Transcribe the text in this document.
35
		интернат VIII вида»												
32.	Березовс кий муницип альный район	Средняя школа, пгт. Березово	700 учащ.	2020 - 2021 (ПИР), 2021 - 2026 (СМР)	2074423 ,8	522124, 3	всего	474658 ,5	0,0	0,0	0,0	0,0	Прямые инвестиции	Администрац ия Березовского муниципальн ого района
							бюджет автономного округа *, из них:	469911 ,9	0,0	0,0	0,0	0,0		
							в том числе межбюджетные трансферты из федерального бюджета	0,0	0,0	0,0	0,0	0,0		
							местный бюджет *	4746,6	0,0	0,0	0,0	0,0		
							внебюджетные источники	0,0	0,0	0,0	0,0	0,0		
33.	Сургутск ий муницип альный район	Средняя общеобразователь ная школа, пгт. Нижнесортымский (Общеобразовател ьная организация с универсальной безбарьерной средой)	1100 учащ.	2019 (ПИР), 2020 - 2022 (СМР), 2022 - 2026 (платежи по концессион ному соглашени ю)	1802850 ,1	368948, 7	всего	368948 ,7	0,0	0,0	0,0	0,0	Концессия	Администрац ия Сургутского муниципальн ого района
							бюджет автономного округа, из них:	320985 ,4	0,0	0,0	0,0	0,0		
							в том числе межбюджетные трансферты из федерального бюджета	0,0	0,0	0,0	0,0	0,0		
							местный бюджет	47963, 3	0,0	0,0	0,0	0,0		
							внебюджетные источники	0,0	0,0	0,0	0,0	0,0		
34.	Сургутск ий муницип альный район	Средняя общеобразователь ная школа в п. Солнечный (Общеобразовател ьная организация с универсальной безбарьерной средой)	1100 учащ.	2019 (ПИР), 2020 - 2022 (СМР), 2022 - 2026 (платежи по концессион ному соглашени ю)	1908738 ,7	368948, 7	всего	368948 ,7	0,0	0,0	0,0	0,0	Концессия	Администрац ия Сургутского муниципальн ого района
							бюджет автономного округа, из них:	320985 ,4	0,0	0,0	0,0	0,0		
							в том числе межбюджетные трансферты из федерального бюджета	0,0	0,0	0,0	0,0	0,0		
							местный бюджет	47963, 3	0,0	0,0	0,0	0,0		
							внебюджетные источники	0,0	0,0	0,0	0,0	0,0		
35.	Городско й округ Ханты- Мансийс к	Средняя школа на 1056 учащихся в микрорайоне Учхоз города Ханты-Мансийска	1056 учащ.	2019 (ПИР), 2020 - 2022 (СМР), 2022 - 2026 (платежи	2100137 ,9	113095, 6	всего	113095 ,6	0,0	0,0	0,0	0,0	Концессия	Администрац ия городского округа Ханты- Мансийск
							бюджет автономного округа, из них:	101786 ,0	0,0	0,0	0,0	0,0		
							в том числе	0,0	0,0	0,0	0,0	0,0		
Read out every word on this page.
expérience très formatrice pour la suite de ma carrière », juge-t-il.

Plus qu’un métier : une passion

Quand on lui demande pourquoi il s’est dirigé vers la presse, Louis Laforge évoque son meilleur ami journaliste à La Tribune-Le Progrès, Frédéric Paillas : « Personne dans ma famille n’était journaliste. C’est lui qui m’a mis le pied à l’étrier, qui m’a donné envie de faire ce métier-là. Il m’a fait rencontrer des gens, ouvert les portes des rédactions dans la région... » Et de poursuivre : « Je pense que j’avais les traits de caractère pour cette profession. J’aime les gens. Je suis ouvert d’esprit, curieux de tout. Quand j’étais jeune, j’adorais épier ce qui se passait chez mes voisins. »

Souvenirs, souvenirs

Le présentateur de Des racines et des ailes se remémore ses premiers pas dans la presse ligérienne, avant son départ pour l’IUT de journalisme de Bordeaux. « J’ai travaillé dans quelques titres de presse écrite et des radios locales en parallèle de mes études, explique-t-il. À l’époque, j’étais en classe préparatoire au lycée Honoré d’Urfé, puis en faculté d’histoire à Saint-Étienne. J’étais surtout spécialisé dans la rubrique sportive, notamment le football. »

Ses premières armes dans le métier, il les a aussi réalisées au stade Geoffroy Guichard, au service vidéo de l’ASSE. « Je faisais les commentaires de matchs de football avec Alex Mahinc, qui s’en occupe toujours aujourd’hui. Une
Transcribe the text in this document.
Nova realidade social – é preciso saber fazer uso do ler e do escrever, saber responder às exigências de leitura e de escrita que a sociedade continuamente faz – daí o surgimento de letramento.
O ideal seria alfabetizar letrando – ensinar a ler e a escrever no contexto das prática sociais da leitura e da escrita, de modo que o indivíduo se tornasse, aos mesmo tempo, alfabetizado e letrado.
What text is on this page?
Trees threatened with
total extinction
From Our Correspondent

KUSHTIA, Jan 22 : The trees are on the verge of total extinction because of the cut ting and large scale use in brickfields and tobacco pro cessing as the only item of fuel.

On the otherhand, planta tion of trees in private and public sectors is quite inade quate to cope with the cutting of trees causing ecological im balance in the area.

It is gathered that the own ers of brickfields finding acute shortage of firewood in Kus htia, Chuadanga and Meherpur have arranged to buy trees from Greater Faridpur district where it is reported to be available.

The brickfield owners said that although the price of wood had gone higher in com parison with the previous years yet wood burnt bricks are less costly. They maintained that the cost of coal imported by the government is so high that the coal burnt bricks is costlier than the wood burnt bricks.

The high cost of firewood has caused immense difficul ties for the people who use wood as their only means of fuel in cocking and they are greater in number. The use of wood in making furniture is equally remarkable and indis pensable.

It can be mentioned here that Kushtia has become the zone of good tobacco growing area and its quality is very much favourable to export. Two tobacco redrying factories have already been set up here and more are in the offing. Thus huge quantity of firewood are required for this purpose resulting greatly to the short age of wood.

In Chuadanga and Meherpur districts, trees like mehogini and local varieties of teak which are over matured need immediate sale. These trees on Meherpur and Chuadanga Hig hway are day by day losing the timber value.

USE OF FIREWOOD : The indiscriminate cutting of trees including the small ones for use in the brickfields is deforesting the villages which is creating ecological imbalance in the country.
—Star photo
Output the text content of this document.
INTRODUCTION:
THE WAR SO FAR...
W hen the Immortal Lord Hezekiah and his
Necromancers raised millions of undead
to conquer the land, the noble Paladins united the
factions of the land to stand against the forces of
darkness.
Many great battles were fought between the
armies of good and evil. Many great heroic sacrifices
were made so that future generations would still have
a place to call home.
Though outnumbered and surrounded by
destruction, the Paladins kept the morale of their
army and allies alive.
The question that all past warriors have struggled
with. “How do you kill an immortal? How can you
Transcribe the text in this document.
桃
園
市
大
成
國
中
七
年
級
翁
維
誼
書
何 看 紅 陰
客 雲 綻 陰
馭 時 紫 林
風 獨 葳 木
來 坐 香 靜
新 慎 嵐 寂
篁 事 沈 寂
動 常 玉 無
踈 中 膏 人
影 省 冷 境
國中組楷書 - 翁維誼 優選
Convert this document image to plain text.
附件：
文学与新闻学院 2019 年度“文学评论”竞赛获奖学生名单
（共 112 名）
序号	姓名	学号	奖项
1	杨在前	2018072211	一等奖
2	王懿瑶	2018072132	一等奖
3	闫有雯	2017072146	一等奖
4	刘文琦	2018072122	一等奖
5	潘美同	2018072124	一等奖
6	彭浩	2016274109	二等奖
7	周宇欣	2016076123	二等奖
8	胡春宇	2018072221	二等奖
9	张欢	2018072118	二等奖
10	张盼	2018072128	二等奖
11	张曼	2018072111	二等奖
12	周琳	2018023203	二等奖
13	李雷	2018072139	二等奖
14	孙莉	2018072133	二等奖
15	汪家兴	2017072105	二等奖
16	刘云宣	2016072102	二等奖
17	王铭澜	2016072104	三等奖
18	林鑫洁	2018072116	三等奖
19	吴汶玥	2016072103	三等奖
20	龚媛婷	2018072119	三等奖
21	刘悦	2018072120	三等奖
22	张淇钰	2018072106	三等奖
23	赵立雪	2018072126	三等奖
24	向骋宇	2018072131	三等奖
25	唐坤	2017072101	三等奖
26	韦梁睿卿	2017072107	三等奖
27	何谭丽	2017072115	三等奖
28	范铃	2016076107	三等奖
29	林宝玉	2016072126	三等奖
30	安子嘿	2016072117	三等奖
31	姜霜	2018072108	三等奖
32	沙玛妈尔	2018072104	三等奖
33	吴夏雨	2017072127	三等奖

• • • • •

*To do*: Find and count the lines of the data that include the string "page", and report that figure by itself.

*Answer*: 2